◆ Exercise directions
Format each nonblank line of the data below as one string in a JSON list, keeping the lines in order.

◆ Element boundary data
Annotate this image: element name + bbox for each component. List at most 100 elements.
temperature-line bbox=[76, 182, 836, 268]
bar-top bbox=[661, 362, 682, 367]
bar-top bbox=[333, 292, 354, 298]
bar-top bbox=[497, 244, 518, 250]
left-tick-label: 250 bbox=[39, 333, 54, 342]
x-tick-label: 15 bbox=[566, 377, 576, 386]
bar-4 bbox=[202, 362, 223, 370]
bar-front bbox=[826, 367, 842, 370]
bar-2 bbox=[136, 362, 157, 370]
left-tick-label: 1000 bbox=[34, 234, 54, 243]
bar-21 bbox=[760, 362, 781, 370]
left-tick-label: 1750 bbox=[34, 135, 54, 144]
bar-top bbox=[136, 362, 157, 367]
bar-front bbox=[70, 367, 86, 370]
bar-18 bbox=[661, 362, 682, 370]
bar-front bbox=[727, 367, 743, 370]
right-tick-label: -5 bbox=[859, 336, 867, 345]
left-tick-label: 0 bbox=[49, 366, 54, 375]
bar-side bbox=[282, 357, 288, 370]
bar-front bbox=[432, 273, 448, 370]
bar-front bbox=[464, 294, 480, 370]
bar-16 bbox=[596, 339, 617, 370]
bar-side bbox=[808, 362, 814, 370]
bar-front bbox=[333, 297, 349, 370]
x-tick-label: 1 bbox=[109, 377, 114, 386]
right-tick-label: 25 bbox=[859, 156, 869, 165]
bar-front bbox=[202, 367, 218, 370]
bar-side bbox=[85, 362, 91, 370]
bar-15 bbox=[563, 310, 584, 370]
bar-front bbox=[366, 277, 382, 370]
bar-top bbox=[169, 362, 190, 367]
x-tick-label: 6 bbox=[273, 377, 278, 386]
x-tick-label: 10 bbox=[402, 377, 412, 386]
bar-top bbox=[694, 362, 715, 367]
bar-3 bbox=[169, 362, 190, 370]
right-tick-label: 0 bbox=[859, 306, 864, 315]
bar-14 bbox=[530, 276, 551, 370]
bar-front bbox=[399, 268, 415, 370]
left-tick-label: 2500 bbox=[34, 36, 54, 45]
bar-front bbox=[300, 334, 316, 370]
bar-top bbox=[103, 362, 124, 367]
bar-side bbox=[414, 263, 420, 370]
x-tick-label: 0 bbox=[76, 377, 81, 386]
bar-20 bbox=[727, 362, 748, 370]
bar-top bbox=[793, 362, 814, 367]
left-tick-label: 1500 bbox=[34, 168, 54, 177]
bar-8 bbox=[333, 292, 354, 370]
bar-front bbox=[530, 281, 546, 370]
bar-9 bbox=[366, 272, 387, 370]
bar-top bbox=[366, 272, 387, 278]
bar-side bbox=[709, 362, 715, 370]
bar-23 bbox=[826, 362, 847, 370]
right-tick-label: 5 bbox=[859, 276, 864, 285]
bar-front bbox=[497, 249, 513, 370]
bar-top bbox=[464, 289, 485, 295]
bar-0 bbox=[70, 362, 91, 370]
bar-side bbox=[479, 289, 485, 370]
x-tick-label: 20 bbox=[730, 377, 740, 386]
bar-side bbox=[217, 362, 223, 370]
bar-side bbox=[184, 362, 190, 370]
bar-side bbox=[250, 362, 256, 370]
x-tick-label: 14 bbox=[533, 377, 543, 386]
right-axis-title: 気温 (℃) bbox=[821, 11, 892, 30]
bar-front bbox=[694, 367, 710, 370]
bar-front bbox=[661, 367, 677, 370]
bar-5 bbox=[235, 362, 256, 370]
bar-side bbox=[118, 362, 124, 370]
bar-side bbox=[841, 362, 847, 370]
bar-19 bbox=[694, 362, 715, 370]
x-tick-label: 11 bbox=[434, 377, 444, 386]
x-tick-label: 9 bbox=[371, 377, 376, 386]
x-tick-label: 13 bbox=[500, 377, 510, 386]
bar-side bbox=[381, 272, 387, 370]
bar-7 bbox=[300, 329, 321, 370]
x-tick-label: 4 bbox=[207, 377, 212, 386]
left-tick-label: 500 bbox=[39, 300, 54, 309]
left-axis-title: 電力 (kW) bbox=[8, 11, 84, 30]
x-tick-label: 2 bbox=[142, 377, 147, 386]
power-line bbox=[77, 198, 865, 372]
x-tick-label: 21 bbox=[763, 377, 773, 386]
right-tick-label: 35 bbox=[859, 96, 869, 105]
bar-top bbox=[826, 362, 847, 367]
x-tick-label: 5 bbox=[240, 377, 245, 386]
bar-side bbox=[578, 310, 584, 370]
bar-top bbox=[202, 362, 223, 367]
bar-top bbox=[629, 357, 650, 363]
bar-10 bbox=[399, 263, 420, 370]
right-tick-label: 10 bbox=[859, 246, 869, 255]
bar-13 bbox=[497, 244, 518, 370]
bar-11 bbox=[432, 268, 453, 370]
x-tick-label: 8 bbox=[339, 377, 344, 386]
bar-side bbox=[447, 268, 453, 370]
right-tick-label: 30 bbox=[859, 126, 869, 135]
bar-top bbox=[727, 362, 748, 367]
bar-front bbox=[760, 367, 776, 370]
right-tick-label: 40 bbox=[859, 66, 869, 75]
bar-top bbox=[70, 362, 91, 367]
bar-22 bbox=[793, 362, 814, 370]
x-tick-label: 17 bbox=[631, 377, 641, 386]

◆ Solution to the problem
[
  "Annotate this image: element name + bbox for each component. List at most 100 elements.",
  "temperature-line bbox=[76, 182, 836, 268]",
  "bar-top bbox=[661, 362, 682, 367]",
  "bar-top bbox=[333, 292, 354, 298]",
  "bar-top bbox=[497, 244, 518, 250]",
  "left-tick-label: 250 bbox=[39, 333, 54, 342]",
  "x-tick-label: 15 bbox=[566, 377, 576, 386]",
  "bar-4 bbox=[202, 362, 223, 370]",
  "bar-front bbox=[826, 367, 842, 370]",
  "bar-2 bbox=[136, 362, 157, 370]",
  "left-tick-label: 1000 bbox=[34, 234, 54, 243]",
  "bar-21 bbox=[760, 362, 781, 370]",
  "left-tick-label: 1750 bbox=[34, 135, 54, 144]",
  "bar-top bbox=[136, 362, 157, 367]",
  "bar-front bbox=[70, 367, 86, 370]",
  "bar-18 bbox=[661, 362, 682, 370]",
  "bar-front bbox=[727, 367, 743, 370]",
  "right-tick-label: -5 bbox=[859, 336, 867, 345]",
  "left-tick-label: 0 bbox=[49, 366, 54, 375]",
  "bar-side bbox=[282, 357, 288, 370]",
  "bar-front bbox=[432, 273, 448, 370]",
  "bar-front bbox=[464, 294, 480, 370]",
  "bar-16 bbox=[596, 339, 617, 370]",
  "bar-side bbox=[808, 362, 814, 370]",
  "bar-front bbox=[333, 297, 349, 370]",
  "x-tick-label: 1 bbox=[109, 377, 114, 386]",
  "right-tick-label: 25 bbox=[859, 156, 869, 165]",
  "bar-front bbox=[202, 367, 218, 370]",
  "bar-side bbox=[85, 362, 91, 370]",
  "bar-15 bbox=[563, 310, 584, 370]",
  "bar-front bbox=[366, 277, 382, 370]",
  "bar-top bbox=[169, 362, 190, 367]",
  "x-tick-label: 6 bbox=[273, 377, 278, 386]",
  "x-tick-label: 10 bbox=[402, 377, 412, 386]",
  "bar-top bbox=[694, 362, 715, 367]",
  "bar-3 bbox=[169, 362, 190, 370]",
  "right-tick-label: 0 bbox=[859, 306, 864, 315]",
  "bar-14 bbox=[530, 276, 551, 370]",
  "bar-front bbox=[399, 268, 415, 370]",
  "left-tick-label: 2500 bbox=[34, 36, 54, 45]",
  "bar-front bbox=[300, 334, 316, 370]",
  "bar-top bbox=[103, 362, 124, 367]",
  "bar-side bbox=[414, 263, 420, 370]",
  "x-tick-label: 0 bbox=[76, 377, 81, 386]",
  "bar-20 bbox=[727, 362, 748, 370]",
  "bar-top bbox=[793, 362, 814, 367]",
  "left-tick-label: 1500 bbox=[34, 168, 54, 177]",
  "bar-8 bbox=[333, 292, 354, 370]",
  "bar-front bbox=[530, 281, 546, 370]",
  "bar-9 bbox=[366, 272, 387, 370]",
  "bar-top bbox=[366, 272, 387, 278]",
  "bar-side bbox=[709, 362, 715, 370]",
  "bar-23 bbox=[826, 362, 847, 370]",
  "right-tick-label: 5 bbox=[859, 276, 864, 285]",
  "bar-front bbox=[497, 249, 513, 370]",
  "bar-top bbox=[464, 289, 485, 295]",
  "bar-0 bbox=[70, 362, 91, 370]",
  "bar-side bbox=[479, 289, 485, 370]",
  "x-tick-label: 20 bbox=[730, 377, 740, 386]",
  "bar-side bbox=[217, 362, 223, 370]",
  "bar-side bbox=[184, 362, 190, 370]",
  "bar-side bbox=[250, 362, 256, 370]",
  "x-tick-label: 14 bbox=[533, 377, 543, 386]",
  "right-axis-title: 気温 (℃) bbox=[821, 11, 892, 30]",
  "bar-front bbox=[694, 367, 710, 370]",
  "bar-front bbox=[661, 367, 677, 370]",
  "bar-5 bbox=[235, 362, 256, 370]",
  "bar-side bbox=[118, 362, 124, 370]",
  "bar-side bbox=[841, 362, 847, 370]",
  "bar-19 bbox=[694, 362, 715, 370]",
  "x-tick-label: 11 bbox=[434, 377, 444, 386]",
  "x-tick-label: 9 bbox=[371, 377, 376, 386]",
  "x-tick-label: 13 bbox=[500, 377, 510, 386]",
  "bar-side bbox=[381, 272, 387, 370]",
  "bar-7 bbox=[300, 329, 321, 370]",
  "x-tick-label: 4 bbox=[207, 377, 212, 386]",
  "left-tick-label: 500 bbox=[39, 300, 54, 309]",
  "left-axis-title: 電力 (kW) bbox=[8, 11, 84, 30]",
  "x-tick-label: 2 bbox=[142, 377, 147, 386]",
  "power-line bbox=[77, 198, 865, 372]",
  "x-tick-label: 21 bbox=[763, 377, 773, 386]",
  "right-tick-label: 35 bbox=[859, 96, 869, 105]",
  "bar-top bbox=[826, 362, 847, 367]",
  "x-tick-label: 5 bbox=[240, 377, 245, 386]",
  "bar-side bbox=[578, 310, 584, 370]",
  "bar-top bbox=[202, 362, 223, 367]",
  "bar-top bbox=[629, 357, 650, 363]",
  "bar-10 bbox=[399, 263, 420, 370]",
  "right-tick-label: 10 bbox=[859, 246, 869, 255]",
  "bar-13 bbox=[497, 244, 518, 370]",
  "bar-11 bbox=[432, 268, 453, 370]",
  "x-tick-label: 8 bbox=[339, 377, 344, 386]",
  "bar-side bbox=[447, 268, 453, 370]",
  "right-tick-label: 30 bbox=[859, 126, 869, 135]",
  "bar-top bbox=[727, 362, 748, 367]",
  "bar-front bbox=[760, 367, 776, 370]",
  "right-tick-label: 40 bbox=[859, 66, 869, 75]",
  "bar-top bbox=[70, 362, 91, 367]",
  "bar-22 bbox=[793, 362, 814, 370]",
  "x-tick-label: 17 bbox=[631, 377, 641, 386]"
]